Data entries
+--

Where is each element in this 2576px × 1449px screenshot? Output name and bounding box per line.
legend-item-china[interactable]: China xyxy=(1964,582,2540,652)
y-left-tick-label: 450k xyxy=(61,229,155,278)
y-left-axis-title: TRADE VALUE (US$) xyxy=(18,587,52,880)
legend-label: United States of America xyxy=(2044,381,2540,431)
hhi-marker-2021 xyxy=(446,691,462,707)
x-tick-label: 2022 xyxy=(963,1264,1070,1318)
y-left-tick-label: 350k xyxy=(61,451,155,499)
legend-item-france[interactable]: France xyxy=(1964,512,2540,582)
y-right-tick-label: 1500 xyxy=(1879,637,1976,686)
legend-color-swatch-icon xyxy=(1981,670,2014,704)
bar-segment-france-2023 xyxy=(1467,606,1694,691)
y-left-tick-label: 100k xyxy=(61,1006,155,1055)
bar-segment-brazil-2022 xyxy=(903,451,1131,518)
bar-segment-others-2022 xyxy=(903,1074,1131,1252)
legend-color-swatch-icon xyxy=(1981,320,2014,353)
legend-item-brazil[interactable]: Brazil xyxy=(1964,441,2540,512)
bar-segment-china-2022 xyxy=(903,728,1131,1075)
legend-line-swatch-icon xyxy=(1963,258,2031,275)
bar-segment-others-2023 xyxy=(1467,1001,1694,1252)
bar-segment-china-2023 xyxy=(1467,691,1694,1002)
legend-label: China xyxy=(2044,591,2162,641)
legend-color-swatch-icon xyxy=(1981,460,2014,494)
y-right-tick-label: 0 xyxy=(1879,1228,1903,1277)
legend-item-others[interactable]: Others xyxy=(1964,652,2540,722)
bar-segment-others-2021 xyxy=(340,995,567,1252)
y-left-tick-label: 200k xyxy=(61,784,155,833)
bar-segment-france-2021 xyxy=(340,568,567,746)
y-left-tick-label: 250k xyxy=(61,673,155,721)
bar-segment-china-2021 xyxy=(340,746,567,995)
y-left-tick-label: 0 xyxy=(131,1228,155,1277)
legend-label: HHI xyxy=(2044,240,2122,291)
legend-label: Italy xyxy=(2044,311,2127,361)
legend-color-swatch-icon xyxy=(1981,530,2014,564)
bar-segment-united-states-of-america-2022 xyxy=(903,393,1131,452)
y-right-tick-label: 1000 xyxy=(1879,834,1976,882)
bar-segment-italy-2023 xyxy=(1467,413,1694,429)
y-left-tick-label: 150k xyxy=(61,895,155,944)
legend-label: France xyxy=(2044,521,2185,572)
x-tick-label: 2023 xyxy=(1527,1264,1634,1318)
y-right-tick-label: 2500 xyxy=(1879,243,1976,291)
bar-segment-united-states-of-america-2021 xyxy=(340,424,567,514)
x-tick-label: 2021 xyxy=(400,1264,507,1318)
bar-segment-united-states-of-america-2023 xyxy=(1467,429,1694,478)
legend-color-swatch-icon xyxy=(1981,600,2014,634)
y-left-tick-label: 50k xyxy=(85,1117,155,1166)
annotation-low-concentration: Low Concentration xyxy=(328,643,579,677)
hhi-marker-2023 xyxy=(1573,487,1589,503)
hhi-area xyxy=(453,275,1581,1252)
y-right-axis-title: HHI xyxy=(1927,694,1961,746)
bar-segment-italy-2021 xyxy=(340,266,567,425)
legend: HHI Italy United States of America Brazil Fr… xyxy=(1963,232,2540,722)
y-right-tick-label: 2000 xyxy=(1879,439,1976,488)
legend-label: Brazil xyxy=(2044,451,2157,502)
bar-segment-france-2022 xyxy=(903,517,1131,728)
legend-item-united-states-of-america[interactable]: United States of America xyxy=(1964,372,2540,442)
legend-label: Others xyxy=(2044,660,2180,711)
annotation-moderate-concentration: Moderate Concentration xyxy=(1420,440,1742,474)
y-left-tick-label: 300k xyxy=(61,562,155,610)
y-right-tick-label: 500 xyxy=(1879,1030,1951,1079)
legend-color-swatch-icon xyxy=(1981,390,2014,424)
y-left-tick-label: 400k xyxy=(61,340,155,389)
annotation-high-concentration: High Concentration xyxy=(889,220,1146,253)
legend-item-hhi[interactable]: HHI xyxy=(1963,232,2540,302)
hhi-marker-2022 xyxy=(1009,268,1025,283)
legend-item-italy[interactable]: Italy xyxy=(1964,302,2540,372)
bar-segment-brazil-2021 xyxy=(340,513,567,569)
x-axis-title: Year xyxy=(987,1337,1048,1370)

+--

### THE REQUEST
Format the data entries above as a Markdown table with the columns Row and Line, numbering each non-blank line and leaving blank lines out.

### WORKED ANSWER
| Row | Line |
|---|---|
| 1 | Where is each element in this 2576px × 1449px screenshot? Output name and bounding box per line. |
| 2 | legend-item-china[interactable]: China xyxy=(1964,582,2540,652) |
| 3 | y-left-tick-label: 450k xyxy=(61,229,155,278) |
| 4 | y-left-axis-title: TRADE VALUE (US$) xyxy=(18,587,52,880) |
| 5 | legend-label: United States of America xyxy=(2044,381,2540,431) |
| 6 | hhi-marker-2021 xyxy=(446,691,462,707) |
| 7 | x-tick-label: 2022 xyxy=(963,1264,1070,1318) |
| 8 | y-left-tick-label: 350k xyxy=(61,451,155,499) |
| 9 | legend-item-france[interactable]: France xyxy=(1964,512,2540,582) |
| 10 | y-right-tick-label: 1500 xyxy=(1879,637,1976,686) |
| 11 | legend-color-swatch-icon xyxy=(1981,670,2014,704) |
| 12 | bar-segment-france-2023 xyxy=(1467,606,1694,691) |
| 13 | y-left-tick-label: 100k xyxy=(61,1006,155,1055) |
| 14 | bar-segment-brazil-2022 xyxy=(903,451,1131,518) |
| 15 | bar-segment-others-2022 xyxy=(903,1074,1131,1252) |
| 16 | legend-color-swatch-icon xyxy=(1981,320,2014,353) |
| 17 | legend-item-brazil[interactable]: Brazil xyxy=(1964,441,2540,512) |
| 18 | bar-segment-china-2022 xyxy=(903,728,1131,1075) |
| 19 | legend-line-swatch-icon xyxy=(1963,258,2031,275) |
| 20 | bar-segment-others-2023 xyxy=(1467,1001,1694,1252) |
| 21 | bar-segment-china-2023 xyxy=(1467,691,1694,1002) |
| 22 | legend-label: China xyxy=(2044,591,2162,641) |
| 23 | legend-color-swatch-icon xyxy=(1981,460,2014,494) |
| 24 | y-right-tick-label: 0 xyxy=(1879,1228,1903,1277) |
| 25 | legend-item-others[interactable]: Others xyxy=(1964,652,2540,722) |
| 26 | bar-segment-others-2021 xyxy=(340,995,567,1252) |
| 27 | y-left-tick-label: 200k xyxy=(61,784,155,833) |
| 28 | bar-segment-france-2021 xyxy=(340,568,567,746) |
| 29 | y-left-tick-label: 250k xyxy=(61,673,155,721) |
| 30 | bar-segment-china-2021 xyxy=(340,746,567,995) |
| 31 | y-left-tick-label: 0 xyxy=(131,1228,155,1277) |
| 32 | legend-label: HHI xyxy=(2044,240,2122,291) |
| 33 | legend-label: Italy xyxy=(2044,311,2127,361) |
| 34 | legend-color-swatch-icon xyxy=(1981,530,2014,564) |
| 35 | bar-segment-united-states-of-america-2022 xyxy=(903,393,1131,452) |
| 36 | y-right-tick-label: 1000 xyxy=(1879,834,1976,882) |
| 37 | bar-segment-italy-2023 xyxy=(1467,413,1694,429) |
| 38 | y-left-tick-label: 150k xyxy=(61,895,155,944) |
| 39 | legend-label: France xyxy=(2044,521,2185,572) |
| 40 | x-tick-label: 2023 xyxy=(1527,1264,1634,1318) |
| 41 | y-right-tick-label: 2500 xyxy=(1879,243,1976,291) |
| 42 | bar-segment-united-states-of-america-2021 xyxy=(340,424,567,514) |
| 43 | x-tick-label: 2021 xyxy=(400,1264,507,1318) |
| 44 | bar-segment-united-states-of-america-2023 xyxy=(1467,429,1694,478) |
| 45 | legend-color-swatch-icon xyxy=(1981,600,2014,634) |
| 46 | y-left-tick-label: 50k xyxy=(85,1117,155,1166) |
| 47 | annotation-low-concentration: Low Concentration xyxy=(328,643,579,677) |
| 48 | hhi-marker-2023 xyxy=(1573,487,1589,503) |
| 49 | hhi-area xyxy=(453,275,1581,1252) |
| 50 | y-right-axis-title: HHI xyxy=(1927,694,1961,746) |
| 51 | bar-segment-italy-2021 xyxy=(340,266,567,425) |
| 52 | legend: HHI Italy United States of America Brazil Fr… xyxy=(1963,232,2540,722) |
| 53 | y-right-tick-label: 2000 xyxy=(1879,439,1976,488) |
| 54 | legend-label: Brazil xyxy=(2044,451,2157,502) |
| 55 | bar-segment-france-2022 xyxy=(903,517,1131,728) |
| 56 | legend-item-united-states-of-america[interactable]: United States of America xyxy=(1964,372,2540,442) |
| 57 | legend-label: Others xyxy=(2044,660,2180,711) |
| 58 | annotation-moderate-concentration: Moderate Concentration xyxy=(1420,440,1742,474) |
| 59 | y-left-tick-label: 300k xyxy=(61,562,155,610) |
| 60 | y-right-tick-label: 500 xyxy=(1879,1030,1951,1079) |
| 61 | legend-color-swatch-icon xyxy=(1981,390,2014,424) |
| 62 | y-left-tick-label: 400k xyxy=(61,340,155,389) |
| 63 | annotation-high-concentration: High Concentration xyxy=(889,220,1146,253) |
| 64 | legend-item-hhi[interactable]: HHI xyxy=(1963,232,2540,302) |
| 65 | hhi-marker-2022 xyxy=(1009,268,1025,283) |
| 66 | legend-item-italy[interactable]: Italy xyxy=(1964,302,2540,372) |
| 67 | bar-segment-brazil-2021 xyxy=(340,513,567,569) |
| 68 | x-axis-title: Year xyxy=(987,1337,1048,1370) |